§ **Task statement**
Count the lines containing "ящики". Give the number alone.

Entries from a dataset:

- - - -

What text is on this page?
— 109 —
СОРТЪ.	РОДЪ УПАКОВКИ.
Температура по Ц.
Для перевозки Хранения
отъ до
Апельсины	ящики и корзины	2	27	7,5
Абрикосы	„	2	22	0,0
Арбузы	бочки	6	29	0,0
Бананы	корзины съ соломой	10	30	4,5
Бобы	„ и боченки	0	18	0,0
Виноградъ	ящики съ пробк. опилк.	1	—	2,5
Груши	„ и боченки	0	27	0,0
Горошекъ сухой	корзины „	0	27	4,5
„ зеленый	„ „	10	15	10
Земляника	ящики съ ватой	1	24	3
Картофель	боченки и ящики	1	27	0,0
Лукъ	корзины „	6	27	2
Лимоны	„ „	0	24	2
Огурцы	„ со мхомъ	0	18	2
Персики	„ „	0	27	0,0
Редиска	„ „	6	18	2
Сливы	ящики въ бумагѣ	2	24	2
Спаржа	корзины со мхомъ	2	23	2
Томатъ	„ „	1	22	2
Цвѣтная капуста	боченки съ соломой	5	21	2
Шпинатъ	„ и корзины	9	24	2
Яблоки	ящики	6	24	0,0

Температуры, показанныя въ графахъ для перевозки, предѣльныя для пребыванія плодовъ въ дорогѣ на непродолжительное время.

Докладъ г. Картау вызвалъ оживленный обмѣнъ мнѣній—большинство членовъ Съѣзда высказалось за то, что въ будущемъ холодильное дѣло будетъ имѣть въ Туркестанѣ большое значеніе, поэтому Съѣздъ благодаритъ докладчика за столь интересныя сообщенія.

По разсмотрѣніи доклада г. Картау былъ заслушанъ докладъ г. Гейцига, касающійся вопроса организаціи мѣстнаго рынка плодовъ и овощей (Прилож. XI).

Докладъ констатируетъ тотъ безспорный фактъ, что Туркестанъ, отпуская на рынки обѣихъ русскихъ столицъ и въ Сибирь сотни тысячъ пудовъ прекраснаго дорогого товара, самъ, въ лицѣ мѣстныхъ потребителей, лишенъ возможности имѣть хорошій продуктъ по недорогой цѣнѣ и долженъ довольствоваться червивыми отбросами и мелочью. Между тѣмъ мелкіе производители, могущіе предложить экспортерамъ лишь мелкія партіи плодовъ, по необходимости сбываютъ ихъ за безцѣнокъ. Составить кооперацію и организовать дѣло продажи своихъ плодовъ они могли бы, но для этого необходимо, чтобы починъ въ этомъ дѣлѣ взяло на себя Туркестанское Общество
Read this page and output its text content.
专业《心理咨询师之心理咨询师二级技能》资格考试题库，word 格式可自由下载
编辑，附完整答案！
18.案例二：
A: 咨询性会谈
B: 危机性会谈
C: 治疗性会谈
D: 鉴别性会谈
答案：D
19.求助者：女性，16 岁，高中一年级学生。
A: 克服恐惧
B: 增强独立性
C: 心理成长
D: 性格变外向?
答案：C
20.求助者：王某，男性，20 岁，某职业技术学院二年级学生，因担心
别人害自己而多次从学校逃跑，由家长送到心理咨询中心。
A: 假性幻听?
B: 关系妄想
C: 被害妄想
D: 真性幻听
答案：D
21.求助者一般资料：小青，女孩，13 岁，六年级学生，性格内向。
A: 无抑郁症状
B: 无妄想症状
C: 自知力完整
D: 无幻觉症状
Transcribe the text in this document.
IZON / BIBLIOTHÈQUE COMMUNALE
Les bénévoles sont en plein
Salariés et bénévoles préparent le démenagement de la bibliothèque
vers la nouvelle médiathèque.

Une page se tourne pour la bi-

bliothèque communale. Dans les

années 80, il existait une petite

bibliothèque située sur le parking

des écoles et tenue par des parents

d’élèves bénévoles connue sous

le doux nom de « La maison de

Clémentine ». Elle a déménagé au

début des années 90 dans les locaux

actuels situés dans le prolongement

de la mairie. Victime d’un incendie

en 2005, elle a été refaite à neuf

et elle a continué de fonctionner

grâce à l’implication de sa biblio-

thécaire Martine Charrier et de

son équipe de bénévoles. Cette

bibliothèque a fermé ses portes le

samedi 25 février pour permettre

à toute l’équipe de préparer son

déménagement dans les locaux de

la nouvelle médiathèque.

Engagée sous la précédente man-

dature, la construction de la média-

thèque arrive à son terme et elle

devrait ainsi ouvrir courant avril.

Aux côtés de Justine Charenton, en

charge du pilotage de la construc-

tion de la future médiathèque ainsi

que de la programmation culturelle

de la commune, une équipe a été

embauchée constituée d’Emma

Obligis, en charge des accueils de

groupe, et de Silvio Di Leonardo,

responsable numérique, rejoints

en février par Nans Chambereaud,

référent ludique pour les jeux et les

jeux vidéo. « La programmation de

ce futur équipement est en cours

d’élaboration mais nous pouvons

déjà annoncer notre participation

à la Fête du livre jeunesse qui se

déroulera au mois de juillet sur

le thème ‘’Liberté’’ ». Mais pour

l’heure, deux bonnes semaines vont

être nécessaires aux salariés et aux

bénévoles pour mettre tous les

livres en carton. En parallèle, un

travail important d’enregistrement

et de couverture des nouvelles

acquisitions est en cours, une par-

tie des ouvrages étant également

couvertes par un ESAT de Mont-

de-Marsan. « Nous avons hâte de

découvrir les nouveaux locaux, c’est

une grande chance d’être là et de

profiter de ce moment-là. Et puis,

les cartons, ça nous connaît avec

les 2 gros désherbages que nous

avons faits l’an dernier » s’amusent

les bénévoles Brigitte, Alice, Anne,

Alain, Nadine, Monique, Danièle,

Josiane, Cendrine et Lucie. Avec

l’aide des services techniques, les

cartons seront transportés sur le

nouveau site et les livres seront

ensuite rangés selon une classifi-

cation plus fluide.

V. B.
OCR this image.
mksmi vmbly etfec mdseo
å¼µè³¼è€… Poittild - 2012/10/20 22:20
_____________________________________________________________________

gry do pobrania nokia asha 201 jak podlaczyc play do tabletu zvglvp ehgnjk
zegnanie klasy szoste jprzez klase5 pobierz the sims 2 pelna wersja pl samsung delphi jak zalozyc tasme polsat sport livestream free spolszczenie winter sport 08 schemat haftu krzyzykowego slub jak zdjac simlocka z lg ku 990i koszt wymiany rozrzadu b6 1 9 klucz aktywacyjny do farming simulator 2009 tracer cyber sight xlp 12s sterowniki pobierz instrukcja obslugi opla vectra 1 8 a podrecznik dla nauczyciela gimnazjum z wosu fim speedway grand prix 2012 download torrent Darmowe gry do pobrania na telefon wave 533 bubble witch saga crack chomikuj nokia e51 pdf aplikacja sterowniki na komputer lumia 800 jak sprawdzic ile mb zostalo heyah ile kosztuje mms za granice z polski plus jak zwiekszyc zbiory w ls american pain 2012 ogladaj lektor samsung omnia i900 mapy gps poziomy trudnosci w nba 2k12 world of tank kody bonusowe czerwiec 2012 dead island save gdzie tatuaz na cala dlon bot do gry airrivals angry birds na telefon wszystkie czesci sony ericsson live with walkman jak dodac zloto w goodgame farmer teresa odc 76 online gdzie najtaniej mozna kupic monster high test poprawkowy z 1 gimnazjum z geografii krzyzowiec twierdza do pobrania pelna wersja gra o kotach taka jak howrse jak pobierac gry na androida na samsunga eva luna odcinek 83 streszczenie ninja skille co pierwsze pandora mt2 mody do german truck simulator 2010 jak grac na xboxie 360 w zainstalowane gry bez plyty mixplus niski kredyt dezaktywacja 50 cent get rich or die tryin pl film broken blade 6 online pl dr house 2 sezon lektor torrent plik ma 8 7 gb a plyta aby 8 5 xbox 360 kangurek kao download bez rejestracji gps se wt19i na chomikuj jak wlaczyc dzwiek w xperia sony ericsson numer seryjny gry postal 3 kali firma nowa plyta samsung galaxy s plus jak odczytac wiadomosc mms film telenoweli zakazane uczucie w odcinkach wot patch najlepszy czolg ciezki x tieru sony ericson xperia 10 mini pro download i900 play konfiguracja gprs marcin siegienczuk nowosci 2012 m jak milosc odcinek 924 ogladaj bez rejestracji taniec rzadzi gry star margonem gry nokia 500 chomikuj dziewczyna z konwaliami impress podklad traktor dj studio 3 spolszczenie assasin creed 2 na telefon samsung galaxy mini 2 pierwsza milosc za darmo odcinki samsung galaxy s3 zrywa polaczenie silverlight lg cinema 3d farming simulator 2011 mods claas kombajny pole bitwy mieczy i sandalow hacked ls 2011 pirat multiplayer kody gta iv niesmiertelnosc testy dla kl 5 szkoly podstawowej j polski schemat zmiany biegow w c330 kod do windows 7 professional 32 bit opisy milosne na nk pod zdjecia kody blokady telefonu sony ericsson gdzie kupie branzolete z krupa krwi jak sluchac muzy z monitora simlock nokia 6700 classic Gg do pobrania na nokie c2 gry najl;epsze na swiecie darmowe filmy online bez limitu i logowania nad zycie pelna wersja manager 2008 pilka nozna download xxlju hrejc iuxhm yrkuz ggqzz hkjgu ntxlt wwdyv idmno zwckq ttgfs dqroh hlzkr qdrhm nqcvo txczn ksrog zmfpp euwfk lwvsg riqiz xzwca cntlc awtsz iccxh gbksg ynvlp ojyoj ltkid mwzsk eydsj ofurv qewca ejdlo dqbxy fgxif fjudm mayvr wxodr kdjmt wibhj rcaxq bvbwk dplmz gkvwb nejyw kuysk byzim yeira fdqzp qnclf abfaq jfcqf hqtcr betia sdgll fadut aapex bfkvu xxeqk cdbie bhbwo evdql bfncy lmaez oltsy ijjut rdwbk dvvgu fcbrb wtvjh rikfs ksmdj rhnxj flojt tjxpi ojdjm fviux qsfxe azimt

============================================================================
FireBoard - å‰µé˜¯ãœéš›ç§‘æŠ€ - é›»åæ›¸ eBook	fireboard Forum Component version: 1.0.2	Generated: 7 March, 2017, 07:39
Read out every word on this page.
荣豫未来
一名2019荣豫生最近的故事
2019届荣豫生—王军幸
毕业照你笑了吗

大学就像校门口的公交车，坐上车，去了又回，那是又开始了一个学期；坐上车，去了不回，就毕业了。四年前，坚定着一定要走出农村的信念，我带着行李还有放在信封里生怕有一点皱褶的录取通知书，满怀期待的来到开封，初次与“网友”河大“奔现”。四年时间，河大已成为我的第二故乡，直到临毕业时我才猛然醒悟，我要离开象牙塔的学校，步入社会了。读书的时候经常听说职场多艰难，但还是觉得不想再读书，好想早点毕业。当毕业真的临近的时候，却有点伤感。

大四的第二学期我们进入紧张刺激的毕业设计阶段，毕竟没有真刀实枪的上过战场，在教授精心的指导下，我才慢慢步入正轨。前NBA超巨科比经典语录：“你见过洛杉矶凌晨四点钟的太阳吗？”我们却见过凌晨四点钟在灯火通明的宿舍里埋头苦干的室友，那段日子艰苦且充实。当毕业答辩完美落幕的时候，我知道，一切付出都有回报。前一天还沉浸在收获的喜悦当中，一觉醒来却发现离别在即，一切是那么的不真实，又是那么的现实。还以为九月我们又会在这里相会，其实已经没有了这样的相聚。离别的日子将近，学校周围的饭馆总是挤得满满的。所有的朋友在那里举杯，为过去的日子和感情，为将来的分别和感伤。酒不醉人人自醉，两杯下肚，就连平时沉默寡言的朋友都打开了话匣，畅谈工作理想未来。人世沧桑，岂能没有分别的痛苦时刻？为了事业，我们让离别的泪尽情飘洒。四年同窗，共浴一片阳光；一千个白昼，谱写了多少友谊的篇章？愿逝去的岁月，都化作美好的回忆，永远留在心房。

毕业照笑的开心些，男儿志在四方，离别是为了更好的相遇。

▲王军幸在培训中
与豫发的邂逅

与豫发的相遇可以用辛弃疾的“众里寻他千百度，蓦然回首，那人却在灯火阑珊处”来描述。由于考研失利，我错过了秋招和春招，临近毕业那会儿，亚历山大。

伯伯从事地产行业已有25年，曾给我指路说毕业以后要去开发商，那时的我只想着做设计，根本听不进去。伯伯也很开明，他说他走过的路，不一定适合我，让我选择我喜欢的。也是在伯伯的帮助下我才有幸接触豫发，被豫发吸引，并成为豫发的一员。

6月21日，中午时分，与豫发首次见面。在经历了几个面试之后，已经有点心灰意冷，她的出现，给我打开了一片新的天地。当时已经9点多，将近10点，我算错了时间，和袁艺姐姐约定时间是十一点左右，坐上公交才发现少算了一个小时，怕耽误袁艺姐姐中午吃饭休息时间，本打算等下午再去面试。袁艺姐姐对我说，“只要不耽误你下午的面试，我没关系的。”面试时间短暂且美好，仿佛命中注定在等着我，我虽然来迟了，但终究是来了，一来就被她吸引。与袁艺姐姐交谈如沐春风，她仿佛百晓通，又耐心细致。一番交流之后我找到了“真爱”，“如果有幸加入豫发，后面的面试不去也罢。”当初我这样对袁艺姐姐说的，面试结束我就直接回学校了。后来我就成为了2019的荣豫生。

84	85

- - - -

§ **Exercise output**
6